>> start Material for this task
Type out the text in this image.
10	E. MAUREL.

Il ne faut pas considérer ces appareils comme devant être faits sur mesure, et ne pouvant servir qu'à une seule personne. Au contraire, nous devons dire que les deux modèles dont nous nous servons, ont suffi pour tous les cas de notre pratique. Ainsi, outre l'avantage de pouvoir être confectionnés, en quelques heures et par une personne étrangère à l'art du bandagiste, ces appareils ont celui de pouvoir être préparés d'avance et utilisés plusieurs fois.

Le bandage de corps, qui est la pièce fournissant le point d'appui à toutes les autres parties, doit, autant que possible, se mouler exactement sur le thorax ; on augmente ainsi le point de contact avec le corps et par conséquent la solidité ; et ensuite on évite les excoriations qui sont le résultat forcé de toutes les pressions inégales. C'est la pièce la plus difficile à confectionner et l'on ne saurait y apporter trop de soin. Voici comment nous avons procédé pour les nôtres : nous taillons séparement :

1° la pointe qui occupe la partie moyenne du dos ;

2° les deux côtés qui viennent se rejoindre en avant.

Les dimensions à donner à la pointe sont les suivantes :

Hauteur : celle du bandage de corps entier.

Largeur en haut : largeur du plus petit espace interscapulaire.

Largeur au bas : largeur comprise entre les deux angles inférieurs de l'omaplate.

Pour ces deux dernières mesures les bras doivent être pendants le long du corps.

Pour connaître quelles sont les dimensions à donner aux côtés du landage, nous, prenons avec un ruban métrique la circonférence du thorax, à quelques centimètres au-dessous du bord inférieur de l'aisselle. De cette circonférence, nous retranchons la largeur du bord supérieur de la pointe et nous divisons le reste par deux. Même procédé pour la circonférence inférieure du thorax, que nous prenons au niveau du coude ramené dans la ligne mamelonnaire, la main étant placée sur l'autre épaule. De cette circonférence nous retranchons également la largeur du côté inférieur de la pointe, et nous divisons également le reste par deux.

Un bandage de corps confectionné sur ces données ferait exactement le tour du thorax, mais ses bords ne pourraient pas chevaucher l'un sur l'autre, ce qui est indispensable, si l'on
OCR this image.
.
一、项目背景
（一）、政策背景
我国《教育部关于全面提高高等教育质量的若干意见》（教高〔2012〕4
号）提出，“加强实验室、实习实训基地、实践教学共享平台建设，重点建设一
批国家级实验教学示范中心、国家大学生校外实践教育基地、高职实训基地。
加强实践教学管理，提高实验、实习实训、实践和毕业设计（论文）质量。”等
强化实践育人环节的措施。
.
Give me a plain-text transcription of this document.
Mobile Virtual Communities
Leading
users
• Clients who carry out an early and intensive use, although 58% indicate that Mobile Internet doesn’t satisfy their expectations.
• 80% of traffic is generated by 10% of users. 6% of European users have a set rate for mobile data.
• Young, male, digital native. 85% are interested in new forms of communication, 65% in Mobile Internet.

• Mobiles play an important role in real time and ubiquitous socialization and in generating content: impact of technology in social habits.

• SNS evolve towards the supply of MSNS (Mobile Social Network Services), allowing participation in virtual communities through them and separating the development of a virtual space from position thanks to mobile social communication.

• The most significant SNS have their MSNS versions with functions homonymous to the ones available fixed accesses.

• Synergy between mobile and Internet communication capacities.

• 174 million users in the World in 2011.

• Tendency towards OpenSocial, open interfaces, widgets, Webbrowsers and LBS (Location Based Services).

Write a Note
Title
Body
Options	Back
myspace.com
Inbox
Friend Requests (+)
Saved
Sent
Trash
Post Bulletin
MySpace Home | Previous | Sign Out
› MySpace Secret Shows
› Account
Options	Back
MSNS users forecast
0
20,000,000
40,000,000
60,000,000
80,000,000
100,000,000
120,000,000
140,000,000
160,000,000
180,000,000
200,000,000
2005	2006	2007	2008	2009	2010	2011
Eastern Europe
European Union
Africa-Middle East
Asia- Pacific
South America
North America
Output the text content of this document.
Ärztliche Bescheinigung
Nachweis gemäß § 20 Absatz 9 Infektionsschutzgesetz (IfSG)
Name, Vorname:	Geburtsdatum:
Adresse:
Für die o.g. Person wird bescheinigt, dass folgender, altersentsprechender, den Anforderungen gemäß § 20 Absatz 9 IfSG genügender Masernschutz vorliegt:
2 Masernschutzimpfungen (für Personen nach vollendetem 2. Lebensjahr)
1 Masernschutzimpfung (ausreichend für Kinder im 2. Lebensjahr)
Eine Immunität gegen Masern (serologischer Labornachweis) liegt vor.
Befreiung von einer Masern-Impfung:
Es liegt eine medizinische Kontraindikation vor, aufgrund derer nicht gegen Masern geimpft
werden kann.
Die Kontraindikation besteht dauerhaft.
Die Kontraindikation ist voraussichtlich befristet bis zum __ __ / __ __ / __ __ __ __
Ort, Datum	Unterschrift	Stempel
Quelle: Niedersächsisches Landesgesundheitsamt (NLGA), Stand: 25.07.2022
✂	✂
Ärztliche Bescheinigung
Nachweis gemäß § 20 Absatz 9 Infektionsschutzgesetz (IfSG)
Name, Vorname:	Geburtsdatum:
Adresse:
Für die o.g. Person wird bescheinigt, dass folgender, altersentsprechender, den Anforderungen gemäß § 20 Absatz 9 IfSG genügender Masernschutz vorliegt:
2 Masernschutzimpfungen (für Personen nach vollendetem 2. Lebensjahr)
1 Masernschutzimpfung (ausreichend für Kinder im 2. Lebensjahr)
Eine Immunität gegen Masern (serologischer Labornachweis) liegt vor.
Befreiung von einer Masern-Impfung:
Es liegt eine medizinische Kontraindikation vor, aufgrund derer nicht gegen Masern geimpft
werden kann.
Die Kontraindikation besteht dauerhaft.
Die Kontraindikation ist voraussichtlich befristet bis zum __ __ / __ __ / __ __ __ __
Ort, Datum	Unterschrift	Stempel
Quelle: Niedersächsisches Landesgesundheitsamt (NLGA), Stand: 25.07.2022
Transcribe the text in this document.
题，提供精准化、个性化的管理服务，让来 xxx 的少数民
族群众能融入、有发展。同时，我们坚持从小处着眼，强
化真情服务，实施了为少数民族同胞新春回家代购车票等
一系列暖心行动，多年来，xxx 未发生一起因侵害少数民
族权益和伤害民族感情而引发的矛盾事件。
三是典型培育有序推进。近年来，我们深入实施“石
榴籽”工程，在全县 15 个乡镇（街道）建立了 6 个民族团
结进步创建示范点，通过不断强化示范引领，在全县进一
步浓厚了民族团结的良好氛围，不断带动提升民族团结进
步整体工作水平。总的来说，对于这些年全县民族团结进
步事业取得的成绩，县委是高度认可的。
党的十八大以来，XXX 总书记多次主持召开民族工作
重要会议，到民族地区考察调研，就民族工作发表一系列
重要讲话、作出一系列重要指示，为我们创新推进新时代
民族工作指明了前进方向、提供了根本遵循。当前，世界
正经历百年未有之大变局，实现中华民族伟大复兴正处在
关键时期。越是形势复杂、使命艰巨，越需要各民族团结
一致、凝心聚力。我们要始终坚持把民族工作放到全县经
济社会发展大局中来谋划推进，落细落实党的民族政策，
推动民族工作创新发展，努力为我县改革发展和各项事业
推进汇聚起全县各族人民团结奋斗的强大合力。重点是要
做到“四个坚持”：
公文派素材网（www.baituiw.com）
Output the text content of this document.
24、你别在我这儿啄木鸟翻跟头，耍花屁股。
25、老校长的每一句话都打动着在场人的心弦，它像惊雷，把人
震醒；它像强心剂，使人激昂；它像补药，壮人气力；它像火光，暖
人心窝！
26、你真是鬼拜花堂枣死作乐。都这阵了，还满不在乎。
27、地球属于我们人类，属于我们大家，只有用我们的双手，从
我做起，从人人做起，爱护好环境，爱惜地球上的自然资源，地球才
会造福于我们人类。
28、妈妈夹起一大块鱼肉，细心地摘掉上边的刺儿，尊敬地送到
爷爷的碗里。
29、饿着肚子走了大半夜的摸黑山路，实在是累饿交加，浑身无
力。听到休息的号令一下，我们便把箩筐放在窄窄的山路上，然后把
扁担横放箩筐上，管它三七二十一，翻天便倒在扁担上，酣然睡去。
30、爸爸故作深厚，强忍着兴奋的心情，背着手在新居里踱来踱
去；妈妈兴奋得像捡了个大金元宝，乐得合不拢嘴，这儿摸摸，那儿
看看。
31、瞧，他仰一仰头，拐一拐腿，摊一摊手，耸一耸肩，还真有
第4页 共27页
>> end Material for this task
**Task**
Reproduce only the lines running from the one with "Transcribe the text in this document." through the final line of the listing above, both ends included.

**Response**
Transcribe the text in this document.
题，提供精准化、个性化的管理服务，让来 xxx 的少数民
族群众能融入、有发展。同时，我们坚持从小处着眼，强
化真情服务，实施了为少数民族同胞新春回家代购车票等
一系列暖心行动，多年来，xxx 未发生一起因侵害少数民
族权益和伤害民族感情而引发的矛盾事件。
三是典型培育有序推进。近年来，我们深入实施“石
榴籽”工程，在全县 15 个乡镇（街道）建立了 6 个民族团
结进步创建示范点，通过不断强化示范引领，在全县进一
步浓厚了民族团结的良好氛围，不断带动提升民族团结进
步整体工作水平。总的来说，对于这些年全县民族团结进
步事业取得的成绩，县委是高度认可的。
党的十八大以来，XXX 总书记多次主持召开民族工作
重要会议，到民族地区考察调研，就民族工作发表一系列
重要讲话、作出一系列重要指示，为我们创新推进新时代
民族工作指明了前进方向、提供了根本遵循。当前，世界
正经历百年未有之大变局，实现中华民族伟大复兴正处在
关键时期。越是形势复杂、使命艰巨，越需要各民族团结
一致、凝心聚力。我们要始终坚持把民族工作放到全县经
济社会发展大局中来谋划推进，落细落实党的民族政策，
推动民族工作创新发展，努力为我县改革发展和各项事业
推进汇聚起全县各族人民团结奋斗的强大合力。重点是要
做到“四个坚持”：
公文派素材网（www.baituiw.com）
Output the text content of this document.
24、你别在我这儿啄木鸟翻跟头，耍花屁股。
25、老校长的每一句话都打动着在场人的心弦，它像惊雷，把人
震醒；它像强心剂，使人激昂；它像补药，壮人气力；它像火光，暖
人心窝！
26、你真是鬼拜花堂枣死作乐。都这阵了，还满不在乎。
27、地球属于我们人类，属于我们大家，只有用我们的双手，从
我做起，从人人做起，爱护好环境，爱惜地球上的自然资源，地球才
会造福于我们人类。
28、妈妈夹起一大块鱼肉，细心地摘掉上边的刺儿，尊敬地送到
爷爷的碗里。
29、饿着肚子走了大半夜的摸黑山路，实在是累饿交加，浑身无
力。听到休息的号令一下，我们便把箩筐放在窄窄的山路上，然后把
扁担横放箩筐上，管它三七二十一，翻天便倒在扁担上，酣然睡去。
30、爸爸故作深厚，强忍着兴奋的心情，背着手在新居里踱来踱
去；妈妈兴奋得像捡了个大金元宝，乐得合不拢嘴，这儿摸摸，那儿
看看。
31、瞧，他仰一仰头，拐一拐腿，摊一摊手，耸一耸肩，还真有
第4页 共27页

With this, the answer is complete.